◆ **Exercise objective**
Copy every line of the data exactly, leaving nothing out.

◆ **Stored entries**

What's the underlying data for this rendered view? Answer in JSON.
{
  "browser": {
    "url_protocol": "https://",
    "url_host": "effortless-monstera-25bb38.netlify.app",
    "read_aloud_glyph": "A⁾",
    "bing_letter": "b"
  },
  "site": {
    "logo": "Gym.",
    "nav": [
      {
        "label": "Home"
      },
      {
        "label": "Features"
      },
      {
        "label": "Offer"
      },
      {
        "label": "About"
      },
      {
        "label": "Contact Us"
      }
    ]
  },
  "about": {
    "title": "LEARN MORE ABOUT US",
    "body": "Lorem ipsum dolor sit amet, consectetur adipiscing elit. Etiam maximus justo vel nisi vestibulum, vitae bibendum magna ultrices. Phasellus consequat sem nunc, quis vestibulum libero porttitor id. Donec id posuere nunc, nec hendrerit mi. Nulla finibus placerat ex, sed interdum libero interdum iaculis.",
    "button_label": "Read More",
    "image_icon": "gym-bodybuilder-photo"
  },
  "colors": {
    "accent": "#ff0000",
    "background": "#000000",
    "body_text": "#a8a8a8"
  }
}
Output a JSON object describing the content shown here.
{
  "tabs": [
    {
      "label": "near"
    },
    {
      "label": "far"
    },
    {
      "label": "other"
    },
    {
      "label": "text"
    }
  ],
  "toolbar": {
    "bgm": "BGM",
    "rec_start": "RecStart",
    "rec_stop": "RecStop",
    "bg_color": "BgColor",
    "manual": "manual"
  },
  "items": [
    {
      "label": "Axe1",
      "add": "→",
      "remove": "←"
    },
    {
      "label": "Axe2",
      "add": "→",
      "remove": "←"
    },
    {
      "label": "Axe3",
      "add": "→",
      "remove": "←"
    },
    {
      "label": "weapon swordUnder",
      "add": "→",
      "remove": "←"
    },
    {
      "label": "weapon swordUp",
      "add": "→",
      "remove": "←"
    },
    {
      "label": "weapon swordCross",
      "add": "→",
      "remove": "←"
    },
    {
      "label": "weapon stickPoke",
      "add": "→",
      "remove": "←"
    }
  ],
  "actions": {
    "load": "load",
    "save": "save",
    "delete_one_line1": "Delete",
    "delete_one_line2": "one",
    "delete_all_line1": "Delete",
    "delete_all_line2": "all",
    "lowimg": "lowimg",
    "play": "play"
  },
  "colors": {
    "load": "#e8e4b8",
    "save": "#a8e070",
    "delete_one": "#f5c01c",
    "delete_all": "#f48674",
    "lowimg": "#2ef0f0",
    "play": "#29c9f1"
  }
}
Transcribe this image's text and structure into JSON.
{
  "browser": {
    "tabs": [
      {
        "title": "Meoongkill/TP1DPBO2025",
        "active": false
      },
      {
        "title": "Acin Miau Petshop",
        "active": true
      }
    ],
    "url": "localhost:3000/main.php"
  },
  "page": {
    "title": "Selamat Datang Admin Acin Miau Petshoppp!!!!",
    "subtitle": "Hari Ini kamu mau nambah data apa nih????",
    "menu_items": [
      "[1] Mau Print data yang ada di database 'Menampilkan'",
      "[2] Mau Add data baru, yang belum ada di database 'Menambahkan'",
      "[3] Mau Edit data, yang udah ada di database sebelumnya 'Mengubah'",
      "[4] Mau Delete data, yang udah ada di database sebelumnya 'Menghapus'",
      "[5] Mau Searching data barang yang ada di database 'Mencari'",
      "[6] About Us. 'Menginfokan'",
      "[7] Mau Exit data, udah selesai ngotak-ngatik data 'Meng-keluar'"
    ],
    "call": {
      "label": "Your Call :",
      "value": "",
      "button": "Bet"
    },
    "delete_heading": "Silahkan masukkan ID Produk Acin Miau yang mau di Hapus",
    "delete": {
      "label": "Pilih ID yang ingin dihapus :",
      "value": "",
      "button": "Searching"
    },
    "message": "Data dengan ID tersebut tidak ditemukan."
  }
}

◆ **Result below**
What's the underlying data for this rendered view? Answer in JSON.
{
  "browser": {
    "url_protocol": "https://",
    "url_host": "effortless-monstera-25bb38.netlify.app",
    "read_aloud_glyph": "A⁾",
    "bing_letter": "b"
  },
  "site": {
    "logo": "Gym.",
    "nav": [
      {
        "label": "Home"
      },
      {
        "label": "Features"
      },
      {
        "label": "Offer"
      },
      {
        "label": "About"
      },
      {
        "label": "Contact Us"
      }
    ]
  },
  "about": {
    "title": "LEARN MORE ABOUT US",
    "body": "Lorem ipsum dolor sit amet, consectetur adipiscing elit. Etiam maximus justo vel nisi vestibulum, vitae bibendum magna ultrices. Phasellus consequat sem nunc, quis vestibulum libero porttitor id. Donec id posuere nunc, nec hendrerit mi. Nulla finibus placerat ex, sed interdum libero interdum iaculis.",
    "button_label": "Read More",
    "image_icon": "gym-bodybuilder-photo"
  },
  "colors": {
    "accent": "#ff0000",
    "background": "#000000",
    "body_text": "#a8a8a8"
  }
}
Output a JSON object describing the content shown here.
{
  "tabs": [
    {
      "label": "near"
    },
    {
      "label": "far"
    },
    {
      "label": "other"
    },
    {
      "label": "text"
    }
  ],
  "toolbar": {
    "bgm": "BGM",
    "rec_start": "RecStart",
    "rec_stop": "RecStop",
    "bg_color": "BgColor",
    "manual": "manual"
  },
  "items": [
    {
      "label": "Axe1",
      "add": "→",
      "remove": "←"
    },
    {
      "label": "Axe2",
      "add": "→",
      "remove": "←"
    },
    {
      "label": "Axe3",
      "add": "→",
      "remove": "←"
    },
    {
      "label": "weapon swordUnder",
      "add": "→",
      "remove": "←"
    },
    {
      "label": "weapon swordUp",
      "add": "→",
      "remove": "←"
    },
    {
      "label": "weapon swordCross",
      "add": "→",
      "remove": "←"
    },
    {
      "label": "weapon stickPoke",
      "add": "→",
      "remove": "←"
    }
  ],
  "actions": {
    "load": "load",
    "save": "save",
    "delete_one_line1": "Delete",
    "delete_one_line2": "one",
    "delete_all_line1": "Delete",
    "delete_all_line2": "all",
    "lowimg": "lowimg",
    "play": "play"
  },
  "colors": {
    "load": "#e8e4b8",
    "save": "#a8e070",
    "delete_one": "#f5c01c",
    "delete_all": "#f48674",
    "lowimg": "#2ef0f0",
    "play": "#29c9f1"
  }
}
Transcribe this image's text and structure into JSON.
{
  "browser": {
    "tabs": [
      {
        "title": "Meoongkill/TP1DPBO2025",
        "active": false
      },
      {
        "title": "Acin Miau Petshop",
        "active": true
      }
    ],
    "url": "localhost:3000/main.php"
  },
  "page": {
    "title": "Selamat Datang Admin Acin Miau Petshoppp!!!!",
    "subtitle": "Hari Ini kamu mau nambah data apa nih????",
    "menu_items": [
      "[1] Mau Print data yang ada di database 'Menampilkan'",
      "[2] Mau Add data baru, yang belum ada di database 'Menambahkan'",
      "[3] Mau Edit data, yang udah ada di database sebelumnya 'Mengubah'",
      "[4] Mau Delete data, yang udah ada di database sebelumnya 'Menghapus'",
      "[5] Mau Searching data barang yang ada di database 'Mencari'",
      "[6] About Us. 'Menginfokan'",
      "[7] Mau Exit data, udah selesai ngotak-ngatik data 'Meng-keluar'"
    ],
    "call": {
      "label": "Your Call :",
      "value": "",
      "button": "Bet"
    },
    "delete_heading": "Silahkan masukkan ID Produk Acin Miau yang mau di Hapus",
    "delete": {
      "label": "Pilih ID yang ingin dihapus :",
      "value": "",
      "button": "Searching"
    },
    "message": "Data dengan ID tersebut tidak ditemukan."
  }
}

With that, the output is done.